Entries:

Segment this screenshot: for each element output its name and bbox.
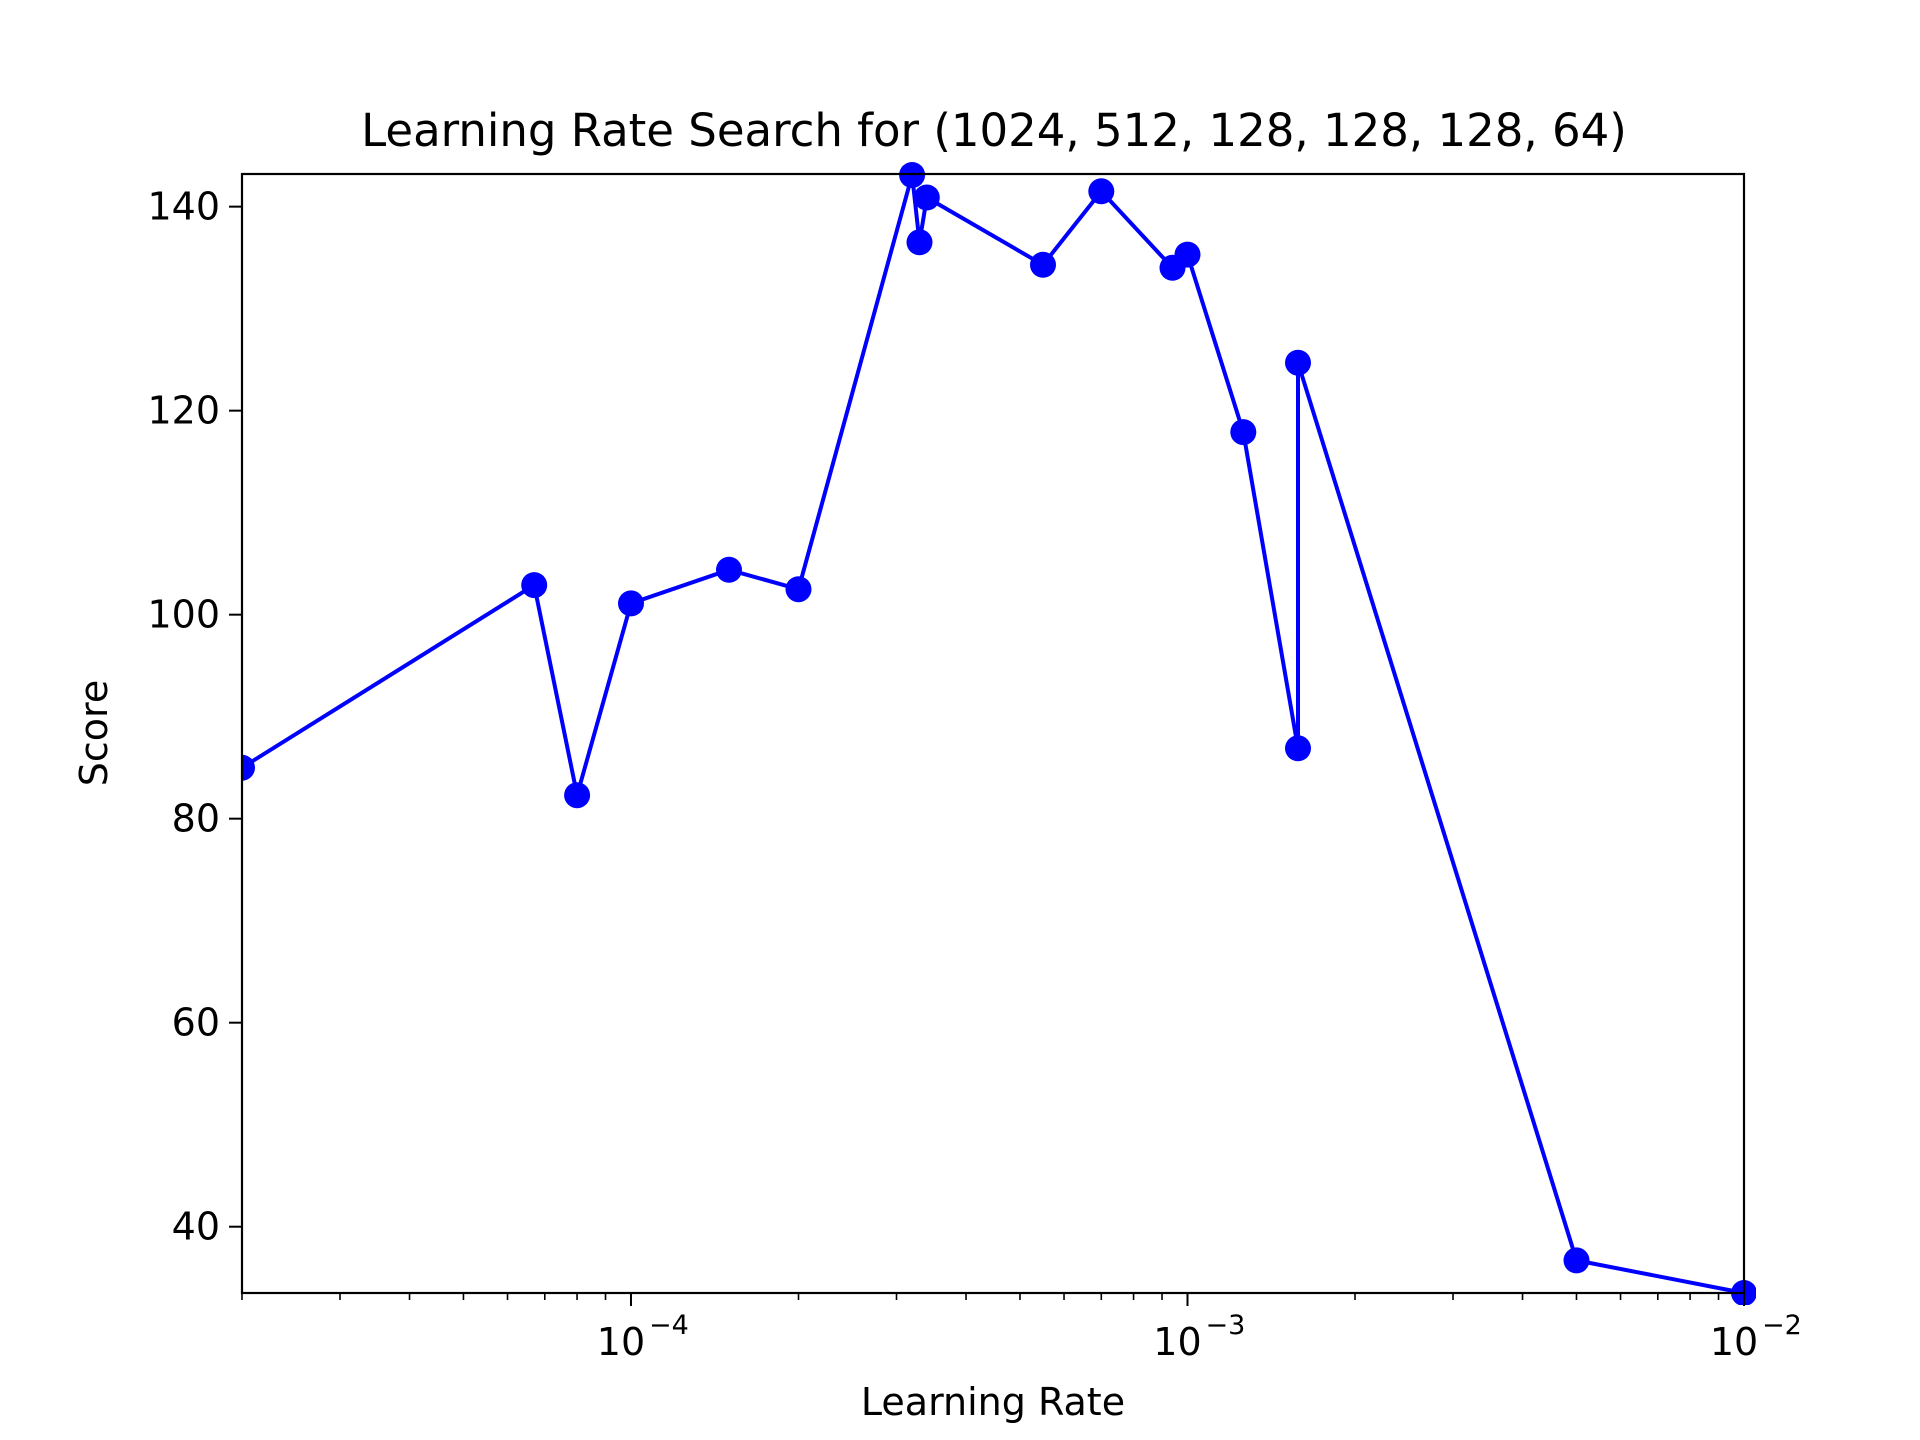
- x-tick-label-exponent: −4: [649, 1310, 689, 1341]
- x-tick-label: 10: [1153, 1320, 1201, 1364]
- y-tick-label: 100: [147, 593, 220, 637]
- data-point: [618, 590, 644, 617]
- data-point: [521, 572, 548, 599]
- y-tick-label: 40: [172, 1205, 220, 1249]
- series-line: [242, 173, 1745, 1295]
- data-point: [906, 229, 933, 256]
- data-point: [242, 754, 255, 781]
- plot-frame: [240, 172, 1746, 1295]
- y-tick-label: 60: [172, 1001, 220, 1045]
- data-point: [913, 184, 940, 211]
- data-point: [1088, 178, 1115, 205]
- y-axis: 40 60 80 100 120 140: [147, 185, 242, 1249]
- data-point: [716, 556, 742, 583]
- data-point: [1174, 241, 1201, 268]
- data-point: [1230, 419, 1257, 446]
- x-tick-label-exponent: −3: [1205, 1310, 1245, 1341]
- plot-area: [242, 162, 1756, 1305]
- x-axis-label: Learning Rate: [861, 1380, 1125, 1424]
- y-tick-label: 140: [147, 185, 220, 229]
- y-tick-label: 80: [172, 797, 220, 841]
- y-axis-label: Score: [72, 680, 116, 786]
- data-point: [1285, 735, 1311, 762]
- x-tick-label: 10: [597, 1320, 645, 1364]
- chart-title: Learning Rate Search for (1024, 512, 128…: [361, 104, 1627, 157]
- x-tick-label: 10: [1710, 1320, 1758, 1364]
- data-point: [1030, 251, 1056, 278]
- x-tick-label-exponent: −2: [1762, 1310, 1802, 1341]
- data-point: [1285, 349, 1311, 376]
- data-point: [1563, 1247, 1590, 1274]
- x-axis: 10 −4 10 −3 10 −2: [241, 1293, 1802, 1364]
- data-point: [785, 576, 812, 603]
- y-tick-label: 120: [147, 389, 220, 433]
- data-point: [564, 782, 591, 809]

To be done: Convert every line of the item above into a JSON array of strings, one string per line, skipping blank lines and leaving out the picture.

Answer to this problem:
[
  "Segment this screenshot: for each element output its name and bbox.",
  "- x-tick-label-exponent: −4: [649, 1310, 689, 1341]",
  "- x-tick-label: 10: [1153, 1320, 1201, 1364]",
  "- y-tick-label: 100: [147, 593, 220, 637]",
  "- data-point: [618, 590, 644, 617]",
  "- data-point: [521, 572, 548, 599]",
  "- y-tick-label: 40: [172, 1205, 220, 1249]",
  "- series-line: [242, 173, 1745, 1295]",
  "- data-point: [906, 229, 933, 256]",
  "- data-point: [242, 754, 255, 781]",
  "- plot-frame: [240, 172, 1746, 1295]",
  "- y-tick-label: 60: [172, 1001, 220, 1045]",
  "- data-point: [913, 184, 940, 211]",
  "- data-point: [1088, 178, 1115, 205]",
  "- y-axis: 40 60 80 100 120 140: [147, 185, 242, 1249]",
  "- data-point: [716, 556, 742, 583]",
  "- data-point: [1174, 241, 1201, 268]",
  "- data-point: [1230, 419, 1257, 446]",
  "- x-tick-label-exponent: −3: [1205, 1310, 1245, 1341]",
  "- plot-area: [242, 162, 1756, 1305]",
  "- x-axis-label: Learning Rate: [861, 1380, 1125, 1424]",
  "- y-tick-label: 140: [147, 185, 220, 229]",
  "- y-tick-label: 80: [172, 797, 220, 841]",
  "- y-axis-label: Score: [72, 680, 116, 786]",
  "- data-point: [1285, 735, 1311, 762]",
  "- x-tick-label: 10: [597, 1320, 645, 1364]",
  "- chart-title: Learning Rate Search for (1024, 512, 128…: [361, 104, 1627, 157]",
  "- x-tick-label: 10: [1710, 1320, 1758, 1364]",
  "- data-point: [1030, 251, 1056, 278]",
  "- x-tick-label-exponent: −2: [1762, 1310, 1802, 1341]",
  "- data-point: [1285, 349, 1311, 376]",
  "- data-point: [1563, 1247, 1590, 1274]",
  "- x-axis: 10 −4 10 −3 10 −2: [241, 1293, 1802, 1364]",
  "- data-point: [785, 576, 812, 603]",
  "- y-tick-label: 120: [147, 389, 220, 433]",
  "- data-point: [564, 782, 591, 809]"
]